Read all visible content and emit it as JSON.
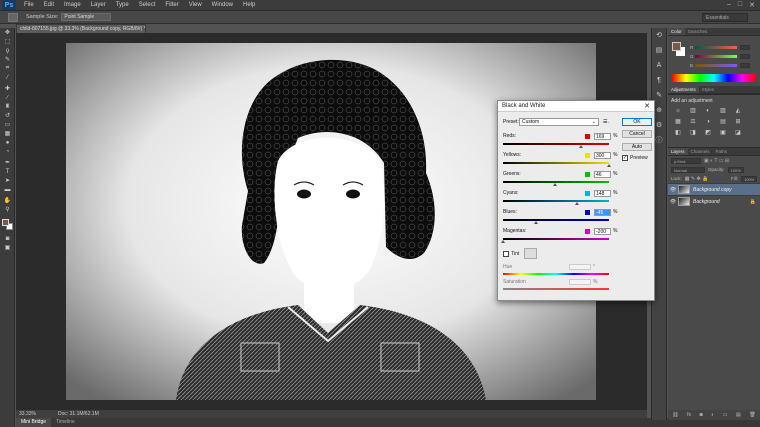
{
  "app": {
    "logo": "Ps",
    "menu": [
      "File",
      "Edit",
      "Image",
      "Layer",
      "Type",
      "Select",
      "Filter",
      "View",
      "Window",
      "Help"
    ],
    "window_controls": [
      "–",
      "□",
      "✕"
    ]
  },
  "options_bar": {
    "sample_size_label": "Sample Size:",
    "sample_size_value": "Point Sample",
    "workspace": "Essentials"
  },
  "document": {
    "tab_title": "child-807155.jpg @ 33.3% (Background copy, RGB/8#) *",
    "zoom": "33.33%",
    "doc_info": "Doc: 31.1M/62.1M"
  },
  "bottom_tabs": [
    "Mini Bridge",
    "Timeline"
  ],
  "panels": {
    "color_tabs": [
      "Color",
      "Swatches"
    ],
    "color_fg": "#7a5a46",
    "adjust_tabs": [
      "Adjustments",
      "Styles"
    ],
    "adjust_title": "Add an adjustment",
    "adjust_icons": [
      "☼",
      "▥",
      "◐",
      "▨",
      "◭",
      "▦",
      "⚖",
      "◑",
      "▤",
      "⊞",
      "◧",
      "◨",
      "◩",
      "▣",
      "◪"
    ],
    "layers_tabs": [
      "Layers",
      "Channels",
      "Paths"
    ],
    "blend_mode": "Normal",
    "opacity_label": "Opacity:",
    "opacity": "100%",
    "lock_label": "Lock:",
    "fill_label": "Fill:",
    "fill": "100%",
    "layers": [
      {
        "name": "Background copy",
        "selected": true
      },
      {
        "name": "Background",
        "selected": false
      }
    ],
    "footer_icons": [
      "⛓",
      "fx",
      "◙",
      "◐",
      "▭",
      "▤",
      "🗑"
    ]
  },
  "dialog": {
    "title": "Black and White",
    "preset_label": "Preset:",
    "preset_value": "Custom",
    "ok": "OK",
    "cancel": "Cancel",
    "auto": "Auto",
    "preview": "Preview",
    "percent": "%",
    "channels": [
      {
        "label": "Reds:",
        "value": "169",
        "color": "#e00000",
        "bar": "linear-gradient(90deg,#000,#e00000)"
      },
      {
        "label": "Yellows:",
        "value": "300",
        "color": "#f0e000",
        "bar": "linear-gradient(90deg,#000,#f0e000)"
      },
      {
        "label": "Greens:",
        "value": "46",
        "color": "#00c000",
        "bar": "linear-gradient(90deg,#000,#00c000)"
      },
      {
        "label": "Cyans:",
        "value": "148",
        "color": "#00b0e0",
        "bar": "linear-gradient(90deg,#000,#00b0e0)"
      },
      {
        "label": "Blues:",
        "value": "-45",
        "color": "#0000c0",
        "bar": "linear-gradient(90deg,#000,#0000c0)",
        "focus": true
      },
      {
        "label": "Magentas:",
        "value": "-200",
        "color": "#d000c0",
        "bar": "linear-gradient(90deg,#000,#d000c0)"
      }
    ],
    "tint_label": "Tint",
    "hue_label": "Hue",
    "hue_unit": "°",
    "saturation_label": "Saturation",
    "saturation_unit": "%"
  }
}
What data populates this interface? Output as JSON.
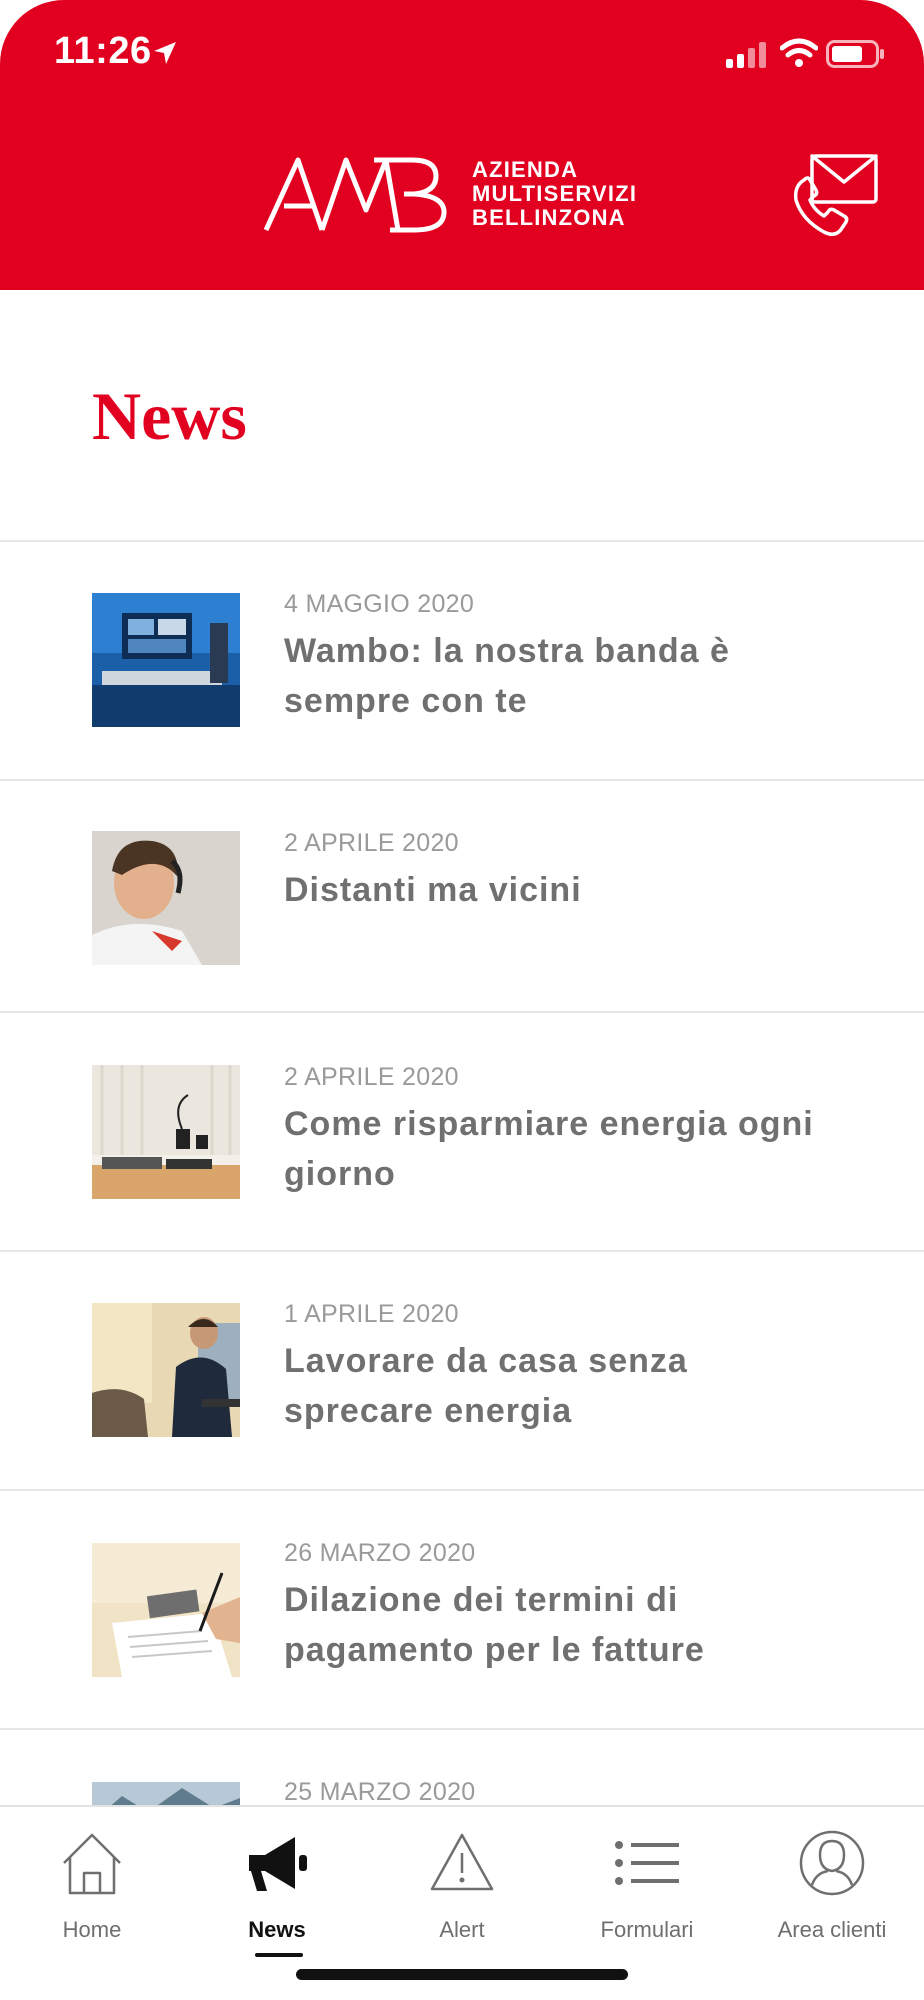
{
  "status_bar": {
    "time": "11:26",
    "icons": [
      "location-arrow-icon",
      "cellular-signal-icon",
      "wifi-icon",
      "battery-icon"
    ]
  },
  "header": {
    "logo_text": "AMB",
    "brand_lines": [
      "AZIENDA",
      "MULTISERVIZI",
      "BELLINZONA"
    ],
    "contact_icon": "mail-phone-icon",
    "background_color": "#e1001f"
  },
  "page": {
    "title": "News",
    "accent_color": "#e1001f"
  },
  "news": [
    {
      "date": "4 MAGGIO 2020",
      "title": "Wambo: la nostra banda è sempre con te",
      "thumb": "studio-desk-image"
    },
    {
      "date": "2 APRILE 2020",
      "title": "Distanti ma vicini",
      "thumb": "customer-service-agent-image"
    },
    {
      "date": "2 APRILE 2020",
      "title": "Come risparmiare energia ogni giorno",
      "thumb": "chargers-devices-image"
    },
    {
      "date": "1 APRILE 2020",
      "title": "Lavorare da casa senza sprecare energia",
      "thumb": "home-office-image"
    },
    {
      "date": "26 MARZO 2020",
      "title": "Dilazione dei termini di pagamento per le fatture",
      "thumb": "paperwork-calculator-image"
    },
    {
      "date": "25 MARZO 2020",
      "title": "",
      "thumb": "mountain-landscape-image"
    }
  ],
  "tabs": [
    {
      "label": "Home",
      "icon": "home-icon",
      "active": false
    },
    {
      "label": "News",
      "icon": "megaphone-icon",
      "active": true
    },
    {
      "label": "Alert",
      "icon": "alert-triangle-icon",
      "active": false
    },
    {
      "label": "Formulari",
      "icon": "list-icon",
      "active": false
    },
    {
      "label": "Area clienti",
      "icon": "user-circle-icon",
      "active": false
    }
  ]
}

====

TASK DIRECTIONS ▸ Leave out the pictures and transcribe everything else exactly.

EXERCISE OUTPUT ▸
Read all visible content and emit it as JSON.
{
  "app": {
    "logo": "Ps",
    "menu": [
      "File",
      "Edit",
      "Image",
      "Layer",
      "Type",
      "Select",
      "Filter",
      "View",
      "Window",
      "Help"
    ],
    "window_controls": [
      "–",
      "□",
      "✕"
    ]
  },
  "options_bar": {
    "sample_size_label": "Sample Size:",
    "sample_size_value": "Point Sample",
    "workspace": "Essentials"
  },
  "document": {
    "tab_title": "child-807155.jpg @ 33.3% (Background copy, RGB/8#) *",
    "zoom": "33.33%",
    "doc_info": "Doc: 31.1M/62.1M"
  },
  "bottom_tabs": [
    "Mini Bridge",
    "Timeline"
  ],
  "panels": {
    "color_tabs": [
      "Color",
      "Swatches"
    ],
    "color_fg": "#7a5a46",
    "adjust_tabs": [
      "Adjustments",
      "Styles"
    ],
    "adjust_title": "Add an adjustment",
    "adjust_icons": [
      "☼",
      "▥",
      "◐",
      "▨",
      "◭",
      "▦",
      "⚖",
      "◑",
      "▤",
      "⊞",
      "◧",
      "◨",
      "◩",
      "▣",
      "◪"
    ],
    "layers_tabs": [
      "Layers",
      "Channels",
      "Paths"
    ],
    "blend_mode": "Normal",
    "opacity_label": "Opacity:",
    "opacity": "100%",
    "lock_label": "Lock:",
    "fill_label": "Fill:",
    "fill": "100%",
    "layers": [
      {
        "name": "Background copy",
        "selected": true
      },
      {
        "name": "Background",
        "selected": false
      }
    ],
    "footer_icons": [
      "⛓",
      "fx",
      "◙",
      "◐",
      "▭",
      "▤",
      "🗑"
    ]
  },
  "dialog": {
    "title": "Black and White",
    "preset_label": "Preset:",
    "preset_value": "Custom",
    "ok": "OK",
    "cancel": "Cancel",
    "auto": "Auto",
    "preview": "Preview",
    "percent": "%",
    "channels": [
      {
        "label": "Reds:",
        "value": "169",
        "color": "#e00000",
        "bar": "linear-gradient(90deg,#000,#e00000)"
      },
      {
        "label": "Yellows:",
        "value": "300",
        "color": "#f0e000",
        "bar": "linear-gradient(90deg,#000,#f0e000)"
      },
      {
        "label": "Greens:",
        "value": "46",
        "color": "#00c000",
        "bar": "linear-gradient(90deg,#000,#00c000)"
      },
      {
        "label": "Cyans:",
        "value": "148",
        "color": "#00b0e0",
        "bar": "linear-gradient(90deg,#000,#00b0e0)"
      },
      {
        "label": "Blues:",
        "value": "-45",
        "color": "#0000c0",
        "bar": "linear-gradient(90deg,#000,#0000c0)",
        "focus": true
      },
      {
        "label": "Magentas:",
        "value": "-200",
        "color": "#d000c0",
        "bar": "linear-gradient(90deg,#000,#d000c0)"
      }
    ],
    "tint_label": "Tint",
    "hue_label": "Hue",
    "hue_unit": "°",
    "saturation_label": "Saturation",
    "saturation_unit": "%"
  }
}
What data populates this interface? Output as JSON.
{
  "status_bar": {
    "time": "11:26",
    "icons": [
      "location-arrow-icon",
      "cellular-signal-icon",
      "wifi-icon",
      "battery-icon"
    ]
  },
  "header": {
    "logo_text": "AMB",
    "brand_lines": [
      "AZIENDA",
      "MULTISERVIZI",
      "BELLINZONA"
    ],
    "contact_icon": "mail-phone-icon",
    "background_color": "#e1001f"
  },
  "page": {
    "title": "News",
    "accent_color": "#e1001f"
  },
  "news": [
    {
      "date": "4 MAGGIO 2020",
      "title": "Wambo: la nostra banda è sempre con te",
      "thumb": "studio-desk-image"
    },
    {
      "date": "2 APRILE 2020",
      "title": "Distanti ma vicini",
      "thumb": "customer-service-agent-image"
    },
    {
      "date": "2 APRILE 2020",
      "title": "Come risparmiare energia ogni giorno",
      "thumb": "chargers-devices-image"
    },
    {
      "date": "1 APRILE 2020",
      "title": "Lavorare da casa senza sprecare energia",
      "thumb": "home-office-image"
    },
    {
      "date": "26 MARZO 2020",
      "title": "Dilazione dei termini di pagamento per le fatture",
      "thumb": "paperwork-calculator-image"
    },
    {
      "date": "25 MARZO 2020",
      "title": "",
      "thumb": "mountain-landscape-image"
    }
  ],
  "tabs": [
    {
      "label": "Home",
      "icon": "home-icon",
      "active": false
    },
    {
      "label": "News",
      "icon": "megaphone-icon",
      "active": true
    },
    {
      "label": "Alert",
      "icon": "alert-triangle-icon",
      "active": false
    },
    {
      "label": "Formulari",
      "icon": "list-icon",
      "active": false
    },
    {
      "label": "Area clienti",
      "icon": "user-circle-icon",
      "active": false
    }
  ]
}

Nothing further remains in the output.